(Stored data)
━━━━━━━━━━
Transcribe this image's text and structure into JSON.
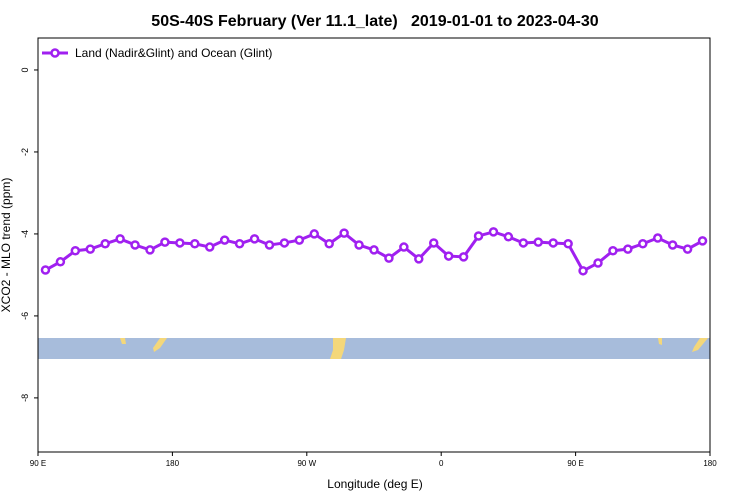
{
  "chart_data": {
    "type": "line",
    "title": "50S-40S February (Ver 11.1_late)   2019-01-01 to 2023-04-30",
    "xlabel": "Longitude (deg E)",
    "ylabel": "XCO2 - MLO trend (ppm)",
    "x": [
      95,
      105,
      115,
      125,
      135,
      145,
      155,
      165,
      175,
      185,
      195,
      205,
      215,
      225,
      235,
      245,
      255,
      265,
      275,
      285,
      295,
      305,
      315,
      325,
      335,
      345,
      355,
      365,
      375,
      385,
      395,
      405,
      415,
      425,
      435,
      445,
      455,
      465,
      475,
      485,
      495,
      505,
      515,
      525,
      535
    ],
    "series": [
      {
        "name": "Land (Nadir&Glint) and Ocean (Glint)",
        "color": "#a020f0",
        "values": [
          -4.88,
          -4.68,
          -4.41,
          -4.37,
          -4.24,
          -4.12,
          -4.27,
          -4.39,
          -4.2,
          -4.22,
          -4.24,
          -4.32,
          -4.15,
          -4.24,
          -4.12,
          -4.27,
          -4.22,
          -4.15,
          -4.0,
          -4.24,
          -3.98,
          -4.27,
          -4.39,
          -4.59,
          -4.32,
          -4.61,
          -4.22,
          -4.54,
          -4.56,
          -4.05,
          -3.95,
          -4.07,
          -4.22,
          -4.2,
          -4.22,
          -4.24,
          -4.9,
          -4.71,
          -4.41,
          -4.37,
          -4.24,
          -4.1,
          -4.27,
          -4.37,
          -4.17
        ]
      }
    ],
    "xlim": [
      90,
      540
    ],
    "xticks": [
      {
        "value": 90,
        "label": "90 E"
      },
      {
        "value": 180,
        "label": "180"
      },
      {
        "value": 270,
        "label": "90 W"
      },
      {
        "value": 360,
        "label": "0"
      },
      {
        "value": 450,
        "label": "90 E"
      },
      {
        "value": 540,
        "label": "180"
      }
    ],
    "ylim": [
      -9.32,
      0.78
    ],
    "yticks": [
      0,
      -2,
      -4,
      -6,
      -8
    ],
    "legend": "top-left"
  }
}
━━━━━━━━━━
_Set problem_
In the copy, include all records verbatim but no images.

_Task solution_
Transcribe this image's text and structure into JSON.
{
  "chart_data": {
    "type": "line",
    "title": "50S-40S February (Ver 11.1_late)   2019-01-01 to 2023-04-30",
    "xlabel": "Longitude (deg E)",
    "ylabel": "XCO2 - MLO trend (ppm)",
    "x": [
      95,
      105,
      115,
      125,
      135,
      145,
      155,
      165,
      175,
      185,
      195,
      205,
      215,
      225,
      235,
      245,
      255,
      265,
      275,
      285,
      295,
      305,
      315,
      325,
      335,
      345,
      355,
      365,
      375,
      385,
      395,
      405,
      415,
      425,
      435,
      445,
      455,
      465,
      475,
      485,
      495,
      505,
      515,
      525,
      535
    ],
    "series": [
      {
        "name": "Land (Nadir&Glint) and Ocean (Glint)",
        "color": "#a020f0",
        "values": [
          -4.88,
          -4.68,
          -4.41,
          -4.37,
          -4.24,
          -4.12,
          -4.27,
          -4.39,
          -4.2,
          -4.22,
          -4.24,
          -4.32,
          -4.15,
          -4.24,
          -4.12,
          -4.27,
          -4.22,
          -4.15,
          -4.0,
          -4.24,
          -3.98,
          -4.27,
          -4.39,
          -4.59,
          -4.32,
          -4.61,
          -4.22,
          -4.54,
          -4.56,
          -4.05,
          -3.95,
          -4.07,
          -4.22,
          -4.2,
          -4.22,
          -4.24,
          -4.9,
          -4.71,
          -4.41,
          -4.37,
          -4.24,
          -4.1,
          -4.27,
          -4.37,
          -4.17
        ]
      }
    ],
    "xlim": [
      90,
      540
    ],
    "xticks": [
      {
        "value": 90,
        "label": "90 E"
      },
      {
        "value": 180,
        "label": "180"
      },
      {
        "value": 270,
        "label": "90 W"
      },
      {
        "value": 360,
        "label": "0"
      },
      {
        "value": 450,
        "label": "90 E"
      },
      {
        "value": 540,
        "label": "180"
      }
    ],
    "ylim": [
      -9.32,
      0.78
    ],
    "yticks": [
      0,
      -2,
      -4,
      -6,
      -8
    ],
    "legend": "top-left"
  }
}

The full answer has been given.